Instructions to follow — Gather, from the data below, each line in which the word "Würfen" occurs.

Records for the exercise —
════

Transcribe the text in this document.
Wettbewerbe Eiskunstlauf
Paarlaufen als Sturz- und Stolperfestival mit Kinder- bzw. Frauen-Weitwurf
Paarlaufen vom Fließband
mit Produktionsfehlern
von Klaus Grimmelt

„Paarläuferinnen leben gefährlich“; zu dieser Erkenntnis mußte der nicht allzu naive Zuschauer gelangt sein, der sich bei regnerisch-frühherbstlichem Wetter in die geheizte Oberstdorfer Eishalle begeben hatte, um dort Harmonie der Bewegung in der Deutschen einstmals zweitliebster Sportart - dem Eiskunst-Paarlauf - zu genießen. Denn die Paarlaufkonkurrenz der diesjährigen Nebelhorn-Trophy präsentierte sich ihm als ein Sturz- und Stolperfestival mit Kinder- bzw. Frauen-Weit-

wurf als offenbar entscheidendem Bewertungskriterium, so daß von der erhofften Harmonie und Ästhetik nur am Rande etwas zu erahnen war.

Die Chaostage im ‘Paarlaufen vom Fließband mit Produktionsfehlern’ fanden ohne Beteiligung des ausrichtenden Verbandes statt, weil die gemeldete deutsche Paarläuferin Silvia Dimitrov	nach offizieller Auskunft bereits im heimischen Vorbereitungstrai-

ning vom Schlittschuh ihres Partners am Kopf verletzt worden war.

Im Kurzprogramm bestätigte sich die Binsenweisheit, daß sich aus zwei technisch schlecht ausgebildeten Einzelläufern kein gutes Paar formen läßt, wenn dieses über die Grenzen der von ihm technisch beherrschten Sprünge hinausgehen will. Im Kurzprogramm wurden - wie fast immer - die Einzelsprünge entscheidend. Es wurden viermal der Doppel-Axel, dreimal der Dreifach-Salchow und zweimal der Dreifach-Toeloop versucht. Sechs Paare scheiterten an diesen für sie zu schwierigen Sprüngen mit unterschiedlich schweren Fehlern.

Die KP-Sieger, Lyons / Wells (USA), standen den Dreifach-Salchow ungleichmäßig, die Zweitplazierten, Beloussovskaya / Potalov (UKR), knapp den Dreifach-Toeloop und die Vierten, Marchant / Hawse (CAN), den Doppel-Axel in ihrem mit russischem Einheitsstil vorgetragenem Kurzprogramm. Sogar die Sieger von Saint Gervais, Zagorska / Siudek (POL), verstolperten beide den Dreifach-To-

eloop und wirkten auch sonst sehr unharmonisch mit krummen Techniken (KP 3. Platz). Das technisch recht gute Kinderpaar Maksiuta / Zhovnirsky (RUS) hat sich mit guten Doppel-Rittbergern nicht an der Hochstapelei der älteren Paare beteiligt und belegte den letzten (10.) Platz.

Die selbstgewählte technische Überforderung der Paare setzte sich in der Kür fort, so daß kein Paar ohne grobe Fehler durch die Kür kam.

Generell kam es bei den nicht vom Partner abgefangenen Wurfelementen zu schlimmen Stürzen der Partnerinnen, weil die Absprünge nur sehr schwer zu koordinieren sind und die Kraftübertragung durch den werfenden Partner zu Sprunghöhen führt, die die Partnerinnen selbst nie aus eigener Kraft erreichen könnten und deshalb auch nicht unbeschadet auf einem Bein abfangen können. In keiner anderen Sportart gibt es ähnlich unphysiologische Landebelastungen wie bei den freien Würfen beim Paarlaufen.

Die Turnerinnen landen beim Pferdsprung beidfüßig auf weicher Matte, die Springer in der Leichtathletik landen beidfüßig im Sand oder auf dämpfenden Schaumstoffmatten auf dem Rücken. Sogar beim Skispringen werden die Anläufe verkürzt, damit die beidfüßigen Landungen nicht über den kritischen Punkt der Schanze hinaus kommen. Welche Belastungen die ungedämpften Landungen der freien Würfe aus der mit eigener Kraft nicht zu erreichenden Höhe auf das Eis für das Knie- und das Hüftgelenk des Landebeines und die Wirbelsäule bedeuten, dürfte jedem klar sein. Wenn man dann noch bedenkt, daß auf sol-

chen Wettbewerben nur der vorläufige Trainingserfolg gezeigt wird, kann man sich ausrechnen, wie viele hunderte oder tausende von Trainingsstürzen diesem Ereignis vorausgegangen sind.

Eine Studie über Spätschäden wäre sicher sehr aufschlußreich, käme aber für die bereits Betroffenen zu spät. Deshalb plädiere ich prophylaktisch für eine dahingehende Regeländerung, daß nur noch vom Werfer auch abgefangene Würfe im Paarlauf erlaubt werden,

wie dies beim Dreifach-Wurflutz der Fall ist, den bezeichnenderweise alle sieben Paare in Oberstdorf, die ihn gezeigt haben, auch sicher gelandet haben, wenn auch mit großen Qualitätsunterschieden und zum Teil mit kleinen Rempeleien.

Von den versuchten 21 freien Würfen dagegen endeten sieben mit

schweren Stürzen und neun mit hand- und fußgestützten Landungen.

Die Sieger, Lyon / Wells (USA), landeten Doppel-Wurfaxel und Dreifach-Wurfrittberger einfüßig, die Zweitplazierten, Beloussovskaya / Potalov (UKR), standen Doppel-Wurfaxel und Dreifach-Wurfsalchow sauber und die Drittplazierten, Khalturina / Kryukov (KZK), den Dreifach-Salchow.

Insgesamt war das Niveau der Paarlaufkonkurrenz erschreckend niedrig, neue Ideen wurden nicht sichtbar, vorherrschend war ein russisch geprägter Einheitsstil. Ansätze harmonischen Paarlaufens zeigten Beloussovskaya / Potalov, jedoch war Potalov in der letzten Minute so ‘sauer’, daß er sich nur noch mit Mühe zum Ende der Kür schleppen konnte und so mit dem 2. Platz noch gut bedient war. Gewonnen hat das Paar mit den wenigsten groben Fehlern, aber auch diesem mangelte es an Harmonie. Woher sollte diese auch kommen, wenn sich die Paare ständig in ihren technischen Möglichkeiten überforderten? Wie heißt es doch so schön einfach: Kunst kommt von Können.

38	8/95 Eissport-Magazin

════

Solution to the problem —
Generell kam es bei den nicht vom Partner abgefangenen Wurfelementen zu schlimmen Stürzen der Partnerinnen, weil die Absprünge nur sehr schwer zu koordinieren sind und die Kraftübertragung durch den werfenden Partner zu Sprunghöhen führt, die die Partnerinnen selbst nie aus eigener Kraft erreichen könnten und deshalb auch nicht unbeschadet auf einem Bein abfangen können. In keiner anderen Sportart gibt es ähnlich unphysiologische Landebelastungen wie bei den freien Würfen beim Paarlaufen.
Von den versuchten 21 freien Würfen dagegen endeten sieben mit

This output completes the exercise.